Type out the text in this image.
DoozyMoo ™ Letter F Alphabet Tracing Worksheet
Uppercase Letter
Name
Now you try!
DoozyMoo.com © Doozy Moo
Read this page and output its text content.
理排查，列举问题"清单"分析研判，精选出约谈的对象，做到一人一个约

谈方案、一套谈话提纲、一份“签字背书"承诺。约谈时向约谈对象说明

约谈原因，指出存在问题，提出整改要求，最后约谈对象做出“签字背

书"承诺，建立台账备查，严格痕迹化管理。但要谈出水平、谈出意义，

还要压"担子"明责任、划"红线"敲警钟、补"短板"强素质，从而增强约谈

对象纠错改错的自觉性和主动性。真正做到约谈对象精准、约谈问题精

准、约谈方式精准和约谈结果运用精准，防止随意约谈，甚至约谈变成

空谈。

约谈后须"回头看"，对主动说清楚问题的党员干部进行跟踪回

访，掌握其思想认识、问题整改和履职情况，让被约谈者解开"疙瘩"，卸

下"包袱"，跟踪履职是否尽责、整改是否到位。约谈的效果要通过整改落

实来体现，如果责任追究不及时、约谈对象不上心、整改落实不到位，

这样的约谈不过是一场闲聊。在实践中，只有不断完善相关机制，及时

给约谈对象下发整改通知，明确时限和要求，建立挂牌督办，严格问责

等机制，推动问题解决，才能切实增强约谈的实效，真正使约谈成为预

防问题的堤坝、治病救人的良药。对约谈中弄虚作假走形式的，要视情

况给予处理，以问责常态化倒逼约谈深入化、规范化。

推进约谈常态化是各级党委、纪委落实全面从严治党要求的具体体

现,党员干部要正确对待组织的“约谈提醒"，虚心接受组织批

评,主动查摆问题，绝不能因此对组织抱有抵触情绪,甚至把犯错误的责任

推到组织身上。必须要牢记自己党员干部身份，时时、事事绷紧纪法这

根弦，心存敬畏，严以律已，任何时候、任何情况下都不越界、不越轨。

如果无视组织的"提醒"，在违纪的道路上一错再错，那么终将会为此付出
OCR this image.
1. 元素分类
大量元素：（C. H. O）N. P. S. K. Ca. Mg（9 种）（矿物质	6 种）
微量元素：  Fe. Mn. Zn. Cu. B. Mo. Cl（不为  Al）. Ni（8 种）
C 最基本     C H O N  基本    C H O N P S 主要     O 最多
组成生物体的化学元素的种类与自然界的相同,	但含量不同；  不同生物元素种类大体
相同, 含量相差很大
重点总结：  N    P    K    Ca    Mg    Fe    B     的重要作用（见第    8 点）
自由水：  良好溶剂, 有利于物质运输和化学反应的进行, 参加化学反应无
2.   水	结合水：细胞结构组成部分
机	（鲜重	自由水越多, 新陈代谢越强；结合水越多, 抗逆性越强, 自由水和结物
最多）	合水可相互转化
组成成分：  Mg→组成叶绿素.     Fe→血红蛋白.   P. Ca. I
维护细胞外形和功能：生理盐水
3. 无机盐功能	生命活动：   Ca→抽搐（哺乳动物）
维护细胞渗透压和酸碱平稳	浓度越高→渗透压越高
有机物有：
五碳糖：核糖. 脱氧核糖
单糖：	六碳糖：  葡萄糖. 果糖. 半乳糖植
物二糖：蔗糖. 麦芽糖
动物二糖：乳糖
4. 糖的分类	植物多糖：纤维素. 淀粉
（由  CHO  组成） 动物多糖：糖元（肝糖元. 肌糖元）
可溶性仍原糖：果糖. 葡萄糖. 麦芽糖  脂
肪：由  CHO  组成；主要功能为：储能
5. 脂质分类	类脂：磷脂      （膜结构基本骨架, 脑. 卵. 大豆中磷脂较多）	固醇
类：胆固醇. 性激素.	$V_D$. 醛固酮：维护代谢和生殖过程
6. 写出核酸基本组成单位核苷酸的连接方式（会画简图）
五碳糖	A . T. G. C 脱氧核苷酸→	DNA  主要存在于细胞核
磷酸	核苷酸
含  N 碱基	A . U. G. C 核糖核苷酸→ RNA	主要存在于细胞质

## Work required
Repeat every record, keeping each word and mark exactly as it is.

## Solution for this problem
Type out the text in this image.
DoozyMoo ™ Letter F Alphabet Tracing Worksheet
Uppercase Letter
Name
Now you try!
DoozyMoo.com © Doozy Moo
Read this page and output its text content.
理排查，列举问题"清单"分析研判，精选出约谈的对象，做到一人一个约

谈方案、一套谈话提纲、一份“签字背书"承诺。约谈时向约谈对象说明

约谈原因，指出存在问题，提出整改要求，最后约谈对象做出“签字背

书"承诺，建立台账备查，严格痕迹化管理。但要谈出水平、谈出意义，

还要压"担子"明责任、划"红线"敲警钟、补"短板"强素质，从而增强约谈

对象纠错改错的自觉性和主动性。真正做到约谈对象精准、约谈问题精

准、约谈方式精准和约谈结果运用精准，防止随意约谈，甚至约谈变成

空谈。

约谈后须"回头看"，对主动说清楚问题的党员干部进行跟踪回

访，掌握其思想认识、问题整改和履职情况，让被约谈者解开"疙瘩"，卸

下"包袱"，跟踪履职是否尽责、整改是否到位。约谈的效果要通过整改落

实来体现，如果责任追究不及时、约谈对象不上心、整改落实不到位，

这样的约谈不过是一场闲聊。在实践中，只有不断完善相关机制，及时

给约谈对象下发整改通知，明确时限和要求，建立挂牌督办，严格问责

等机制，推动问题解决，才能切实增强约谈的实效，真正使约谈成为预

防问题的堤坝、治病救人的良药。对约谈中弄虚作假走形式的，要视情

况给予处理，以问责常态化倒逼约谈深入化、规范化。

推进约谈常态化是各级党委、纪委落实全面从严治党要求的具体体

现,党员干部要正确对待组织的“约谈提醒"，虚心接受组织批

评,主动查摆问题，绝不能因此对组织抱有抵触情绪,甚至把犯错误的责任

推到组织身上。必须要牢记自己党员干部身份，时时、事事绷紧纪法这

根弦，心存敬畏，严以律已，任何时候、任何情况下都不越界、不越轨。

如果无视组织的"提醒"，在违纪的道路上一错再错，那么终将会为此付出
OCR this image.
1. 元素分类
大量元素：（C. H. O）N. P. S. K. Ca. Mg（9 种）（矿物质	6 种）
微量元素：  Fe. Mn. Zn. Cu. B. Mo. Cl（不为  Al）. Ni（8 种）
C 最基本     C H O N  基本    C H O N P S 主要     O 最多
组成生物体的化学元素的种类与自然界的相同,	但含量不同；  不同生物元素种类大体
相同, 含量相差很大
重点总结：  N    P    K    Ca    Mg    Fe    B     的重要作用（见第    8 点）
自由水：  良好溶剂, 有利于物质运输和化学反应的进行, 参加化学反应无
2.   水	结合水：细胞结构组成部分
机	（鲜重	自由水越多, 新陈代谢越强；结合水越多, 抗逆性越强, 自由水和结物
最多）	合水可相互转化
组成成分：  Mg→组成叶绿素.     Fe→血红蛋白.   P. Ca. I
维护细胞外形和功能：生理盐水
3. 无机盐功能	生命活动：   Ca→抽搐（哺乳动物）
维护细胞渗透压和酸碱平稳	浓度越高→渗透压越高
有机物有：
五碳糖：核糖. 脱氧核糖
单糖：	六碳糖：  葡萄糖. 果糖. 半乳糖植
物二糖：蔗糖. 麦芽糖
动物二糖：乳糖
4. 糖的分类	植物多糖：纤维素. 淀粉
（由  CHO  组成） 动物多糖：糖元（肝糖元. 肌糖元）
可溶性仍原糖：果糖. 葡萄糖. 麦芽糖  脂
肪：由  CHO  组成；主要功能为：储能
5. 脂质分类	类脂：磷脂      （膜结构基本骨架, 脑. 卵. 大豆中磷脂较多）	固醇
类：胆固醇. 性激素.	$V_D$. 醛固酮：维护代谢和生殖过程
6. 写出核酸基本组成单位核苷酸的连接方式（会画简图）
五碳糖	A . T. G. C 脱氧核苷酸→	DNA  主要存在于细胞核
磷酸	核苷酸
含  N 碱基	A . U. G. C 核糖核苷酸→ RNA	主要存在于细胞质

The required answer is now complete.